** start **

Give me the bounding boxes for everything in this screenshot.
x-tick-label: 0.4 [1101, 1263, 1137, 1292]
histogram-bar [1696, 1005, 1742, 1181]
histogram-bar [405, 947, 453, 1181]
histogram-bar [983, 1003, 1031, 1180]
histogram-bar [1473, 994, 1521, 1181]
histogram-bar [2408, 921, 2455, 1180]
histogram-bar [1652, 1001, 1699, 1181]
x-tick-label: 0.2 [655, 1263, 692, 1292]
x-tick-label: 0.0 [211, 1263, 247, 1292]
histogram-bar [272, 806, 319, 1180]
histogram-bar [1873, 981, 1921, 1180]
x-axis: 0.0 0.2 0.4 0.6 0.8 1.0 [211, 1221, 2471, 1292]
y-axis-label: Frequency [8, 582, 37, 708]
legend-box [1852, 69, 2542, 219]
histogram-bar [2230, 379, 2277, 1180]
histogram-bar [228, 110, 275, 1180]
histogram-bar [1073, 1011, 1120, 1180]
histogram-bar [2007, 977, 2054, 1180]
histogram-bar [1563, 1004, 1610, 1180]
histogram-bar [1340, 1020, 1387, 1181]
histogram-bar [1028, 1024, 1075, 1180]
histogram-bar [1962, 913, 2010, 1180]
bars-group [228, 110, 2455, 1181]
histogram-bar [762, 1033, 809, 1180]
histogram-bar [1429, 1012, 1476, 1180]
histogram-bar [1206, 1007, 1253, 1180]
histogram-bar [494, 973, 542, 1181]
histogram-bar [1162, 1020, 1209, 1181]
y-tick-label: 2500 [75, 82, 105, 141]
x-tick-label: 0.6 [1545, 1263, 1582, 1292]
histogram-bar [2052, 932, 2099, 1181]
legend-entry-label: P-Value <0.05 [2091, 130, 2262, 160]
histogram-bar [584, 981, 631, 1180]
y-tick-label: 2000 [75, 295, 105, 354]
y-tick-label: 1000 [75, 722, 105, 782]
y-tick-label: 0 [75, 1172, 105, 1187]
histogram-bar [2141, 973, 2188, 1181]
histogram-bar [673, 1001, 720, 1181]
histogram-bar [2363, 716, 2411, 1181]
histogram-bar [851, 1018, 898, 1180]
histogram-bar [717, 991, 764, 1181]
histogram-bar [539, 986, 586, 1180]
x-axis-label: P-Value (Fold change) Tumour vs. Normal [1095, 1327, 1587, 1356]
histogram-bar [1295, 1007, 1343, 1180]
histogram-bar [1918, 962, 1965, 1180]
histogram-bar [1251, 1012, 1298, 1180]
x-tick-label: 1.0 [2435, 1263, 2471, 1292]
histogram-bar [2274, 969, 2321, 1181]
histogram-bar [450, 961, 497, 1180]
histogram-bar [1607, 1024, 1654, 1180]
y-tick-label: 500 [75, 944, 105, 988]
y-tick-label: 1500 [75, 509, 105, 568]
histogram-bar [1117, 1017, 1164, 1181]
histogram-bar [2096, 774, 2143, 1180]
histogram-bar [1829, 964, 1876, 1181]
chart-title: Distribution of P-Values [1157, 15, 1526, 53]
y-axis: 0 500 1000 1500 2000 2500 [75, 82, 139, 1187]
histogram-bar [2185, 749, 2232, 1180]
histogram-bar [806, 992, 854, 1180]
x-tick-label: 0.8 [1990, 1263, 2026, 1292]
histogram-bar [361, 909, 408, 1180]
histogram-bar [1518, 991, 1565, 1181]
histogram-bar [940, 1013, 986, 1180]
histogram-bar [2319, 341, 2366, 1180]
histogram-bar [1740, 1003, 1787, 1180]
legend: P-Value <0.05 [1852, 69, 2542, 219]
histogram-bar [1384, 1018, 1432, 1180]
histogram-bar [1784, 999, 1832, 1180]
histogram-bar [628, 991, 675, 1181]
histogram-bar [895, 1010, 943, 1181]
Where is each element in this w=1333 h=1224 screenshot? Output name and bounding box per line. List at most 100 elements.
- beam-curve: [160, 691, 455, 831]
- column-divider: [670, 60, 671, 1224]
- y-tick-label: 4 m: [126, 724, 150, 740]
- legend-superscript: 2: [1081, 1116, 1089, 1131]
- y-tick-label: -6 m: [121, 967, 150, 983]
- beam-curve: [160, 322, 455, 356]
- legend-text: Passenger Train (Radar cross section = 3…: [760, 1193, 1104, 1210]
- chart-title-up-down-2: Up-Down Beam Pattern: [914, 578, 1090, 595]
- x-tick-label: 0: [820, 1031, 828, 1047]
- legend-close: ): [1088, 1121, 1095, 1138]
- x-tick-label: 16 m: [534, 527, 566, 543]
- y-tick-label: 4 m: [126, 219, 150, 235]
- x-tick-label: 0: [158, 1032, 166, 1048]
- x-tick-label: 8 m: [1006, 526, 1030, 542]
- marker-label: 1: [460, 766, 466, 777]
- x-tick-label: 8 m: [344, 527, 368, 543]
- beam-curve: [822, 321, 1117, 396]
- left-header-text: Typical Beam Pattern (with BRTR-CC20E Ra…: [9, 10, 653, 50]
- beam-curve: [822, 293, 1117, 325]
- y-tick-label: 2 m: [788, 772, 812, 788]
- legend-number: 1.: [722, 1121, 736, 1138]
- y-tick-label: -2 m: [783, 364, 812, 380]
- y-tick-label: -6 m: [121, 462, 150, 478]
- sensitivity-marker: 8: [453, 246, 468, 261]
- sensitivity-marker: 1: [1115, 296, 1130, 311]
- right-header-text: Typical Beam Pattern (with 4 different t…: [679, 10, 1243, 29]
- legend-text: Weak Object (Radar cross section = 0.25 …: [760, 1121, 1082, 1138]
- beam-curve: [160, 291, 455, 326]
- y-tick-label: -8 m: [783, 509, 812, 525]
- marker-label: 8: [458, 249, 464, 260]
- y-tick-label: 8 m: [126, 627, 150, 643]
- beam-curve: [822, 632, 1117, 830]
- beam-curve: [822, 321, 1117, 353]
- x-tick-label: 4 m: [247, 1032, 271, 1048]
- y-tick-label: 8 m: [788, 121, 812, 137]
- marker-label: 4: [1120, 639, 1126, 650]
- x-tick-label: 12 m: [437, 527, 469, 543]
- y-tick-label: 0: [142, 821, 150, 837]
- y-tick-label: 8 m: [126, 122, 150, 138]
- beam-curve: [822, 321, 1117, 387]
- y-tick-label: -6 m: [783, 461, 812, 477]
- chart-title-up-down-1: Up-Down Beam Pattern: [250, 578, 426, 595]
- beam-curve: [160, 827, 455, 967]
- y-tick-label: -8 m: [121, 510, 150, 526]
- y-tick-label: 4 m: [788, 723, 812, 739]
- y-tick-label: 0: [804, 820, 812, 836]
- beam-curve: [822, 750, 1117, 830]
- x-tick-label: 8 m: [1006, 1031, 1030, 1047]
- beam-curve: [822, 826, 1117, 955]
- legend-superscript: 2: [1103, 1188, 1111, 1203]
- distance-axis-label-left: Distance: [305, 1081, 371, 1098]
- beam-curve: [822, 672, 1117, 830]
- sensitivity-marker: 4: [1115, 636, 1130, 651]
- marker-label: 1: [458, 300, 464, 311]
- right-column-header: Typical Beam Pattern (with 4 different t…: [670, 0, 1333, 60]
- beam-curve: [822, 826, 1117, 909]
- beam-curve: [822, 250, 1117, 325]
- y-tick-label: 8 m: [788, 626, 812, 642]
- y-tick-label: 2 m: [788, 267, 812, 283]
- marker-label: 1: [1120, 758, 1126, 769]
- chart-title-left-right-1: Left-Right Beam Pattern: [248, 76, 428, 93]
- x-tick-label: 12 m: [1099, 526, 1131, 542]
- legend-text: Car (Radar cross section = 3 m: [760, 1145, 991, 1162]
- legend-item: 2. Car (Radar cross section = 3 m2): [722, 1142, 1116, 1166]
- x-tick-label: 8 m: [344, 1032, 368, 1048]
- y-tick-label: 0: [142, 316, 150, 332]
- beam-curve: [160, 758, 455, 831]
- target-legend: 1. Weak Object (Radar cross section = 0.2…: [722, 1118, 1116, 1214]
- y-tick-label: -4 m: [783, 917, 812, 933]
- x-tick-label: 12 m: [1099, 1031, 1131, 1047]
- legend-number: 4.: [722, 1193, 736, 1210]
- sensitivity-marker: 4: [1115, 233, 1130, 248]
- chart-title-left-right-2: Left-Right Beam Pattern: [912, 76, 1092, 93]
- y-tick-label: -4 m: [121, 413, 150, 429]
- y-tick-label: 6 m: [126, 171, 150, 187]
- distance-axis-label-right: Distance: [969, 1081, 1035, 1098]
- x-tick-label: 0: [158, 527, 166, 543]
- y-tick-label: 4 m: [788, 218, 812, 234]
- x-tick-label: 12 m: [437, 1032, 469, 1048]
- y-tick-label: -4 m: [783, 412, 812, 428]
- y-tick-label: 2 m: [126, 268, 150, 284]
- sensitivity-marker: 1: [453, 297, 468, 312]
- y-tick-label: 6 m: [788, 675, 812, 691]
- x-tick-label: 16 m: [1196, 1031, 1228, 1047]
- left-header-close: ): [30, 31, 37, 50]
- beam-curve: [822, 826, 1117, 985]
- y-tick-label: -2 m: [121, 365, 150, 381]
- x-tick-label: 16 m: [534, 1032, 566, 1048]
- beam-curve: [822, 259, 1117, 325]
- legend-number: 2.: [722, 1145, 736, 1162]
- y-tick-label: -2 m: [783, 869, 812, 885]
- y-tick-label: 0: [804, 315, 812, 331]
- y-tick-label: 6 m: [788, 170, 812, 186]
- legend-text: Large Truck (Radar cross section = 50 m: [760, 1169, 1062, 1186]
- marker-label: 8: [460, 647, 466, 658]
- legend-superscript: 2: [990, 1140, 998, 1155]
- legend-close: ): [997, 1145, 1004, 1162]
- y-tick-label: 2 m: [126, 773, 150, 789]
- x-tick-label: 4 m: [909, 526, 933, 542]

** end **

Rewrite the entries from the first line up to and including the line with "histogram-bar [539, 986, 586, 1180]", replacing "x-tick-label" with "x-axis-tick-label" and leaving everything else unchanged.

- [Task answer]
Give me the bounding boxes for everything in this screenshot.
x-axis-tick-label: 0.4 [1101, 1263, 1137, 1292]
histogram-bar [1696, 1005, 1742, 1181]
histogram-bar [405, 947, 453, 1181]
histogram-bar [983, 1003, 1031, 1180]
histogram-bar [1473, 994, 1521, 1181]
histogram-bar [2408, 921, 2455, 1180]
histogram-bar [1652, 1001, 1699, 1181]
x-axis-tick-label: 0.2 [655, 1263, 692, 1292]
x-axis-tick-label: 0.0 [211, 1263, 247, 1292]
histogram-bar [272, 806, 319, 1180]
histogram-bar [1873, 981, 1921, 1180]
x-axis: 0.0 0.2 0.4 0.6 0.8 1.0 [211, 1221, 2471, 1292]
y-axis-label: Frequency [8, 582, 37, 708]
legend-box [1852, 69, 2542, 219]
histogram-bar [2230, 379, 2277, 1180]
histogram-bar [228, 110, 275, 1180]
histogram-bar [1073, 1011, 1120, 1180]
histogram-bar [2007, 977, 2054, 1180]
histogram-bar [1563, 1004, 1610, 1180]
histogram-bar [1340, 1020, 1387, 1181]
histogram-bar [1028, 1024, 1075, 1180]
histogram-bar [1962, 913, 2010, 1180]
bars-group [228, 110, 2455, 1181]
histogram-bar [762, 1033, 809, 1180]
histogram-bar [1429, 1012, 1476, 1180]
histogram-bar [1206, 1007, 1253, 1180]
histogram-bar [494, 973, 542, 1181]
histogram-bar [1162, 1020, 1209, 1181]
y-tick-label: 2500 [75, 82, 105, 141]
x-axis-tick-label: 0.6 [1545, 1263, 1582, 1292]
histogram-bar [2052, 932, 2099, 1181]
legend-entry-label: P-Value <0.05 [2091, 130, 2262, 160]
histogram-bar [584, 981, 631, 1180]
y-tick-label: 2000 [75, 295, 105, 354]
y-tick-label: 1000 [75, 722, 105, 782]
y-tick-label: 0 [75, 1172, 105, 1187]
histogram-bar [2141, 973, 2188, 1181]
histogram-bar [673, 1001, 720, 1181]
histogram-bar [2363, 716, 2411, 1181]
histogram-bar [851, 1018, 898, 1180]
histogram-bar [717, 991, 764, 1181]
histogram-bar [539, 986, 586, 1180]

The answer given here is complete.